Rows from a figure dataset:
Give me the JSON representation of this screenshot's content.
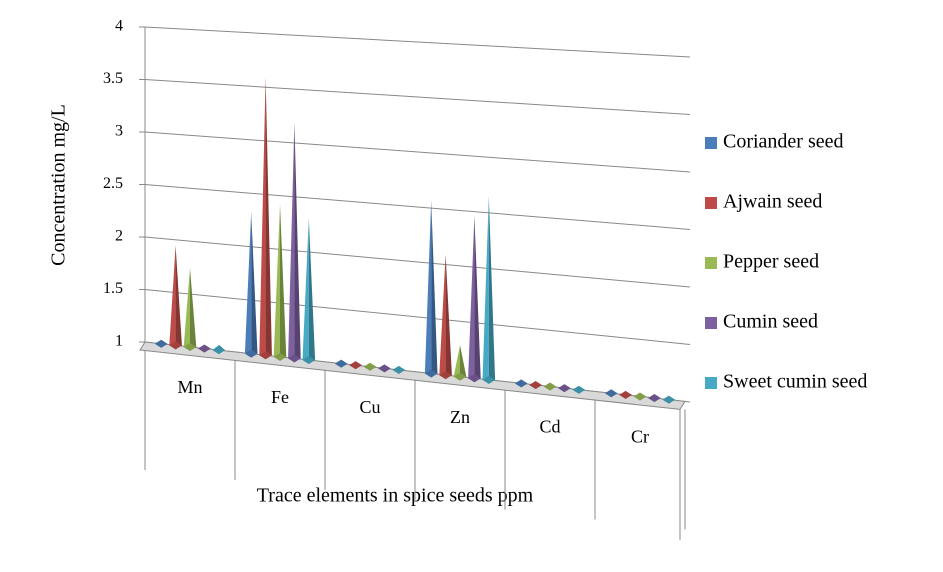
{
  "chart_data": {
    "type": "pyramid3d",
    "x_label": "Trace elements in spice seeds ppm",
    "y_label": "Concentration mg/L",
    "categories": [
      "Mn",
      "Fe",
      "Cu",
      "Zn",
      "Cd",
      "Cr"
    ],
    "series": [
      {
        "name": "Coriander seed",
        "color": "#4a7ebb",
        "values": [
          1,
          2.35,
          1,
          2.65,
          1,
          1
        ]
      },
      {
        "name": "Ajwain seed",
        "color": "#be4b48",
        "values": [
          1.95,
          3.65,
          1,
          2.15,
          1,
          1
        ]
      },
      {
        "name": "Pepper seed",
        "color": "#98b954",
        "values": [
          1.75,
          2.45,
          1,
          1.3,
          1,
          1
        ]
      },
      {
        "name": "Cumin seed",
        "color": "#7d60a0",
        "values": [
          1,
          3.25,
          1,
          2.55,
          1,
          1
        ]
      },
      {
        "name": "Sweet cumin seed",
        "color": "#46aac5",
        "values": [
          1.05,
          2.35,
          1,
          2.75,
          1,
          1
        ]
      }
    ],
    "ylim": [
      1,
      4
    ],
    "yticks": [
      1,
      1.5,
      2,
      2.5,
      3,
      3.5,
      4
    ],
    "grid": true,
    "legend": "right"
  }
}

(TASK DETAILS): Omit the pictures and reproduce the listing exactly.

(RESULT FOR THIS TASK):
Give me the JSON representation of this screenshot's content.
{
  "chart_data": {
    "type": "pyramid3d",
    "x_label": "Trace elements in spice seeds ppm",
    "y_label": "Concentration mg/L",
    "categories": [
      "Mn",
      "Fe",
      "Cu",
      "Zn",
      "Cd",
      "Cr"
    ],
    "series": [
      {
        "name": "Coriander seed",
        "color": "#4a7ebb",
        "values": [
          1,
          2.35,
          1,
          2.65,
          1,
          1
        ]
      },
      {
        "name": "Ajwain seed",
        "color": "#be4b48",
        "values": [
          1.95,
          3.65,
          1,
          2.15,
          1,
          1
        ]
      },
      {
        "name": "Pepper seed",
        "color": "#98b954",
        "values": [
          1.75,
          2.45,
          1,
          1.3,
          1,
          1
        ]
      },
      {
        "name": "Cumin seed",
        "color": "#7d60a0",
        "values": [
          1,
          3.25,
          1,
          2.55,
          1,
          1
        ]
      },
      {
        "name": "Sweet cumin seed",
        "color": "#46aac5",
        "values": [
          1.05,
          2.35,
          1,
          2.75,
          1,
          1
        ]
      }
    ],
    "ylim": [
      1,
      4
    ],
    "yticks": [
      1,
      1.5,
      2,
      2.5,
      3,
      3.5,
      4
    ],
    "grid": true,
    "legend": "right"
  }
}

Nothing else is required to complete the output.